** Given task **
Find every line in the records that holds the string "государственной". Copy each one.

-- Start of Material provided --

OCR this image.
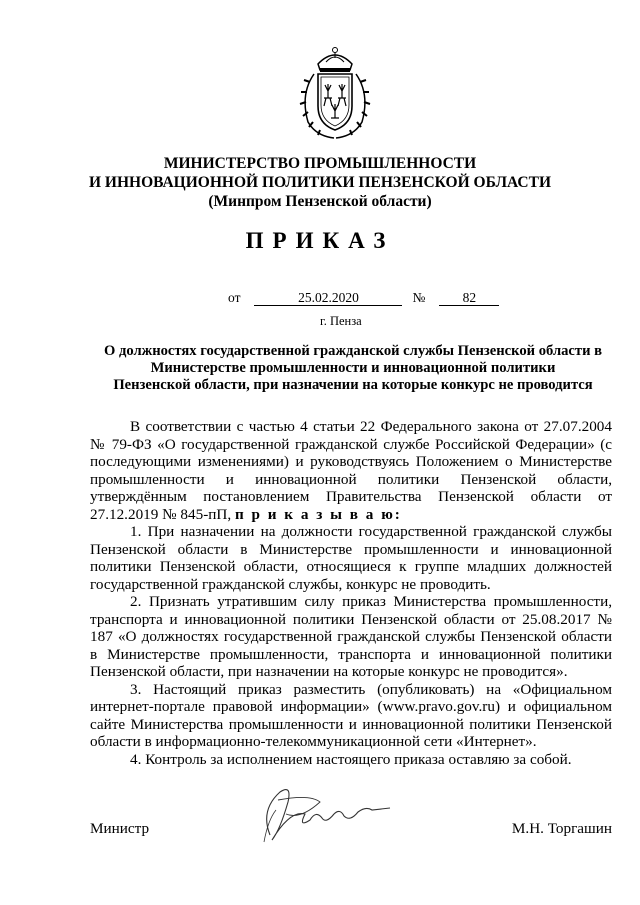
МИНИСТЕРСТВО ПРОМЫШЛЕННОСТИ
И ИННОВАЦИОННОЙ ПОЛИТИКИ ПЕНЗЕНСКОЙ ОБЛАСТИ
(Минпром Пензенской области)
ПРИКАЗ
от	25.02.2020	№	82
г. Пенза
О должностях государственной гражданской службы Пензенской области в
Министерстве промышленности и инновационной политики
Пензенской области, при назначении на которые конкурс не проводится

В соответствии с частью 4 статьи 22 Федерального закона от 27.07.2004 № 79-ФЗ «О государственной гражданской службе Российской Федерации» (с последующими изменениями) и руководствуясь Положением о Министерстве промышленности и инновационной политики Пензенской области, утверждённым постановлением Правительства Пензенской области от 27.12.2019 № 845-пП, п р и к а з ы в а ю:

1. При назначении на должности государственной гражданской службы Пензенской области в Министерстве промышленности и инновационной политики Пензенской области, относящиеся к группе младших должностей государственной гражданской службы, конкурс не проводить.

2. Признать утратившим силу приказ Министерства промышленности, транспорта и инновационной политики Пензенской области от 25.08.2017 № 187 «О должностях государственной гражданской службы Пензенской области в Министерстве промышленности, транспорта и инновационной политики Пензенской области, при назначении на которые конкурс не проводится».

3. Настоящий приказ разместить (опубликовать) на «Официальном интернет-портале правовой информации» (www.pravo.gov.ru) и официальном сайте Министерства промышленности и инновационной политики Пензенской области в информационно-телекоммуникационной сети «Интернет».

4. Контроль за исполнением настоящего приказа оставляю за собой.

Министр	М.Н. Торгашин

-- End of Material provided --

** Worked answer **
О должностях государственной гражданской службы Пензенской области в
В соответствии с частью 4 статьи 22 Федерального закона от 27.07.2004 № 79-ФЗ «О государственной гражданской службе Российской Федерации» (с последующими изменениями) и руководствуясь Положением о Министерстве промышленности и инновационной политики Пензенской области, утверждённым постановлением Правительства Пензенской области от 27.12.2019 № 845-пП, п р и к а з ы в а ю:
1. При назначении на должности государственной гражданской службы Пензенской области в Министерстве промышленности и инновационной политики Пензенской области, относящиеся к группе младших должностей государственной гражданской службы, конкурс не проводить.
2. Признать утратившим силу приказ Министерства промышленности, транспорта и инновационной политики Пензенской области от 25.08.2017 № 187 «О должностях государственной гражданской службы Пензенской области в Министерстве промышленности, транспорта и инновационной политики Пензенской области, при назначении на которые конкурс не проводится».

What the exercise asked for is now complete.